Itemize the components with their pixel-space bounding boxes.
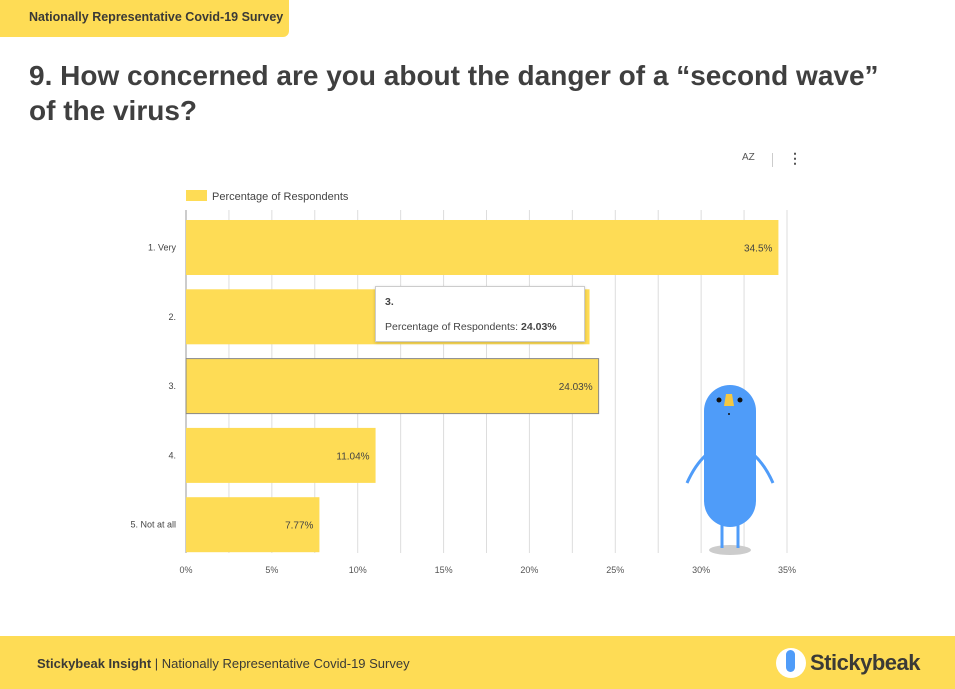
x-tick-label: 15%	[435, 565, 453, 575]
data-label: 11.04%	[336, 451, 369, 462]
tooltip: 3. Percentage of Respondents: 24.03%	[375, 286, 585, 342]
tooltip-value: 24.03%	[521, 321, 557, 333]
bar[interactable]	[185, 358, 600, 415]
data-label: 7.77%	[285, 521, 313, 532]
tooltip-category: 3.	[385, 296, 394, 308]
toolbar-divider	[772, 153, 773, 167]
x-tick-label: 5%	[265, 565, 278, 575]
survey-tag: Nationally Representative Covid-19 Surve…	[0, 0, 289, 37]
tooltip-series: Percentage of Respondents:	[385, 321, 522, 333]
footer-brand: Stickybeak Insight	[37, 656, 152, 671]
logo-text: Stickybeak	[810, 650, 920, 675]
bar[interactable]	[186, 497, 320, 553]
sort-az-button[interactable]: AZ	[742, 152, 755, 163]
legend-label: Percentage of Respondents	[212, 191, 349, 203]
more-menu-icon[interactable]: ⋮	[788, 150, 802, 166]
legend-swatch	[186, 190, 207, 201]
bird-mascot-icon	[685, 385, 775, 555]
bar[interactable]	[186, 220, 779, 275]
bird-logo-icon	[776, 648, 806, 678]
data-label: 24.03%	[559, 382, 593, 393]
x-tick-label: 0%	[179, 565, 192, 575]
data-label: 34.5%	[744, 244, 772, 255]
category-label: 5. Not at all	[130, 520, 176, 530]
x-tick-label: 10%	[349, 565, 367, 575]
x-tick-label: 25%	[606, 565, 624, 575]
x-tick-label: 20%	[520, 565, 538, 575]
category-label: 4.	[168, 450, 176, 460]
x-tick-label: 35%	[778, 565, 796, 575]
x-tick-label: 30%	[692, 565, 710, 575]
footer: Stickybeak Insight | Nationally Represen…	[0, 636, 955, 689]
footer-text: | Nationally Representative Covid-19 Sur…	[151, 656, 410, 671]
category-label: 3.	[168, 381, 176, 391]
page-title: 9. How concerned are you about the dange…	[29, 60, 879, 126]
bar[interactable]	[186, 427, 376, 483]
category-label: 2.	[168, 312, 176, 322]
stickybeak-logo: Stickybeak	[776, 646, 920, 680]
category-label: 1. Very	[148, 243, 177, 253]
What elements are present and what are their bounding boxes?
========
INSTRUCTIONS TO FOLLOW: Copy out the listing above line for line, without changing anything, and leave out the pictures.

THE OUTPUT:
Itemize the components with their pixel-space bounding boxes.
x-tick-label: 15%	[435, 565, 453, 575]
data-label: 11.04%	[336, 451, 369, 462]
tooltip: 3. Percentage of Respondents: 24.03%	[375, 286, 585, 342]
tooltip-value: 24.03%	[521, 321, 557, 333]
bar[interactable]	[185, 358, 600, 415]
data-label: 7.77%	[285, 521, 313, 532]
tooltip-category: 3.	[385, 296, 394, 308]
toolbar-divider	[772, 153, 773, 167]
x-tick-label: 5%	[265, 565, 278, 575]
survey-tag: Nationally Representative Covid-19 Surve…	[0, 0, 289, 37]
tooltip-series: Percentage of Respondents:	[385, 321, 522, 333]
footer-brand: Stickybeak Insight	[37, 656, 152, 671]
logo-text: Stickybeak	[810, 650, 920, 675]
bar[interactable]	[186, 497, 320, 553]
sort-az-button[interactable]: AZ	[742, 152, 755, 163]
legend-label: Percentage of Respondents	[212, 191, 349, 203]
more-menu-icon[interactable]: ⋮	[788, 150, 802, 166]
legend-swatch	[186, 190, 207, 201]
bird-mascot-icon	[685, 385, 775, 555]
bar[interactable]	[186, 220, 779, 275]
bird-logo-icon	[776, 648, 806, 678]
data-label: 24.03%	[559, 382, 593, 393]
x-tick-label: 0%	[179, 565, 192, 575]
data-label: 34.5%	[744, 244, 772, 255]
category-label: 5. Not at all	[130, 520, 176, 530]
x-tick-label: 10%	[349, 565, 367, 575]
x-tick-label: 25%	[606, 565, 624, 575]
x-tick-label: 20%	[520, 565, 538, 575]
category-label: 4.	[168, 450, 176, 460]
x-tick-label: 35%	[778, 565, 796, 575]
x-tick-label: 30%	[692, 565, 710, 575]
footer: Stickybeak Insight | Nationally Represen…	[0, 636, 955, 689]
footer-text: | Nationally Representative Covid-19 Sur…	[151, 656, 410, 671]
category-label: 3.	[168, 381, 176, 391]
page-title: 9. How concerned are you about the dange…	[29, 60, 879, 126]
bar[interactable]	[186, 427, 376, 483]
category-label: 2.	[168, 312, 176, 322]
stickybeak-logo: Stickybeak	[776, 646, 920, 680]
category-label: 1. Very	[148, 243, 177, 253]
What elements are present and what are their bounding boxes?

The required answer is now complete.